#### [What you are asked to do]
In the records below, pick out all lines containing the word "出示视频".

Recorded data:
[START]

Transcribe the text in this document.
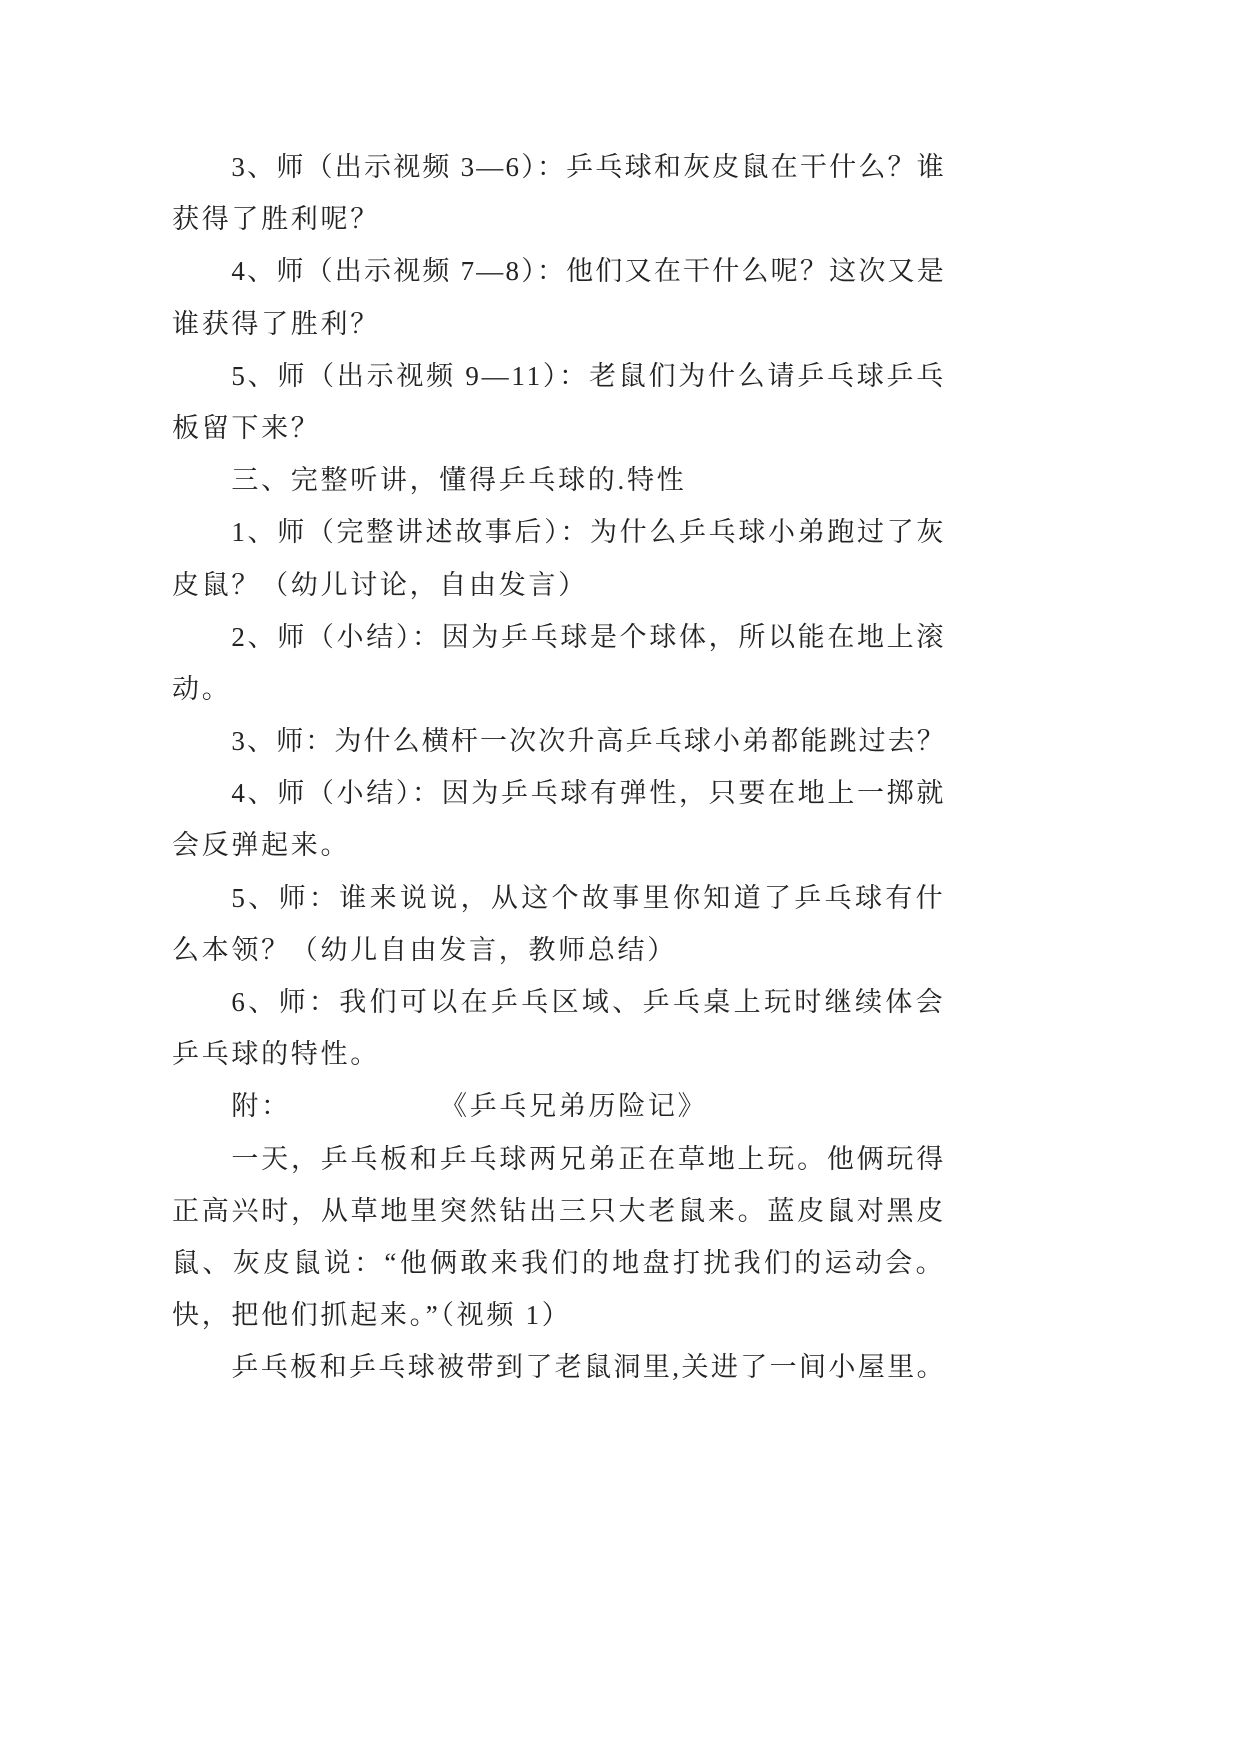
3、师（出示视频 3—6）：乒乓球和灰皮鼠在干什么？谁
获得了胜利呢？
4、师（出示视频 7—8）：他们又在干什么呢？这次又是
谁获得了胜利？
5、师（出示视频 9—11）：老鼠们为什么请乒乓球乒乓
板留下来？
三、完整听讲，懂得乒乓球的.特性
1、师（完整讲述故事后）：为什么乒乓球小弟跑过了灰
皮鼠？（幼儿讨论，自由发言）
2、师（小结）：因为乒乓球是个球体，所以能在地上滚
动。
3、师：为什么横杆一次次升高乒乓球小弟都能跳过去？
4、师（小结）：因为乒乓球有弹性，只要在地上一掷就
会反弹起来。
5、师：谁来说说，从这个故事里你知道了乒乓球有什
么本领？（幼儿自由发言，教师总结）
6、师：我们可以在乒乓区域、乒乓桌上玩时继续体会
乒乓球的特性。
附：	《乒乓兄弟历险记》
一天，乒乓板和乒乓球两兄弟正在草地上玩。他俩玩得
正高兴时，从草地里突然钻出三只大老鼠来。蓝皮鼠对黑皮
鼠、灰皮鼠说：“他俩敢来我们的地盘打扰我们的运动会。
快，把他们抓起来。”（视频 1）
乒乓板和乒乓球被带到了老鼠洞里,关进了一间小屋里。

[END]

#### [Solution to the exercise]
3、师（出示视频 3—6）：乒乓球和灰皮鼠在干什么？谁
4、师（出示视频 7—8）：他们又在干什么呢？这次又是
5、师（出示视频 9—11）：老鼠们为什么请乒乓球乒乓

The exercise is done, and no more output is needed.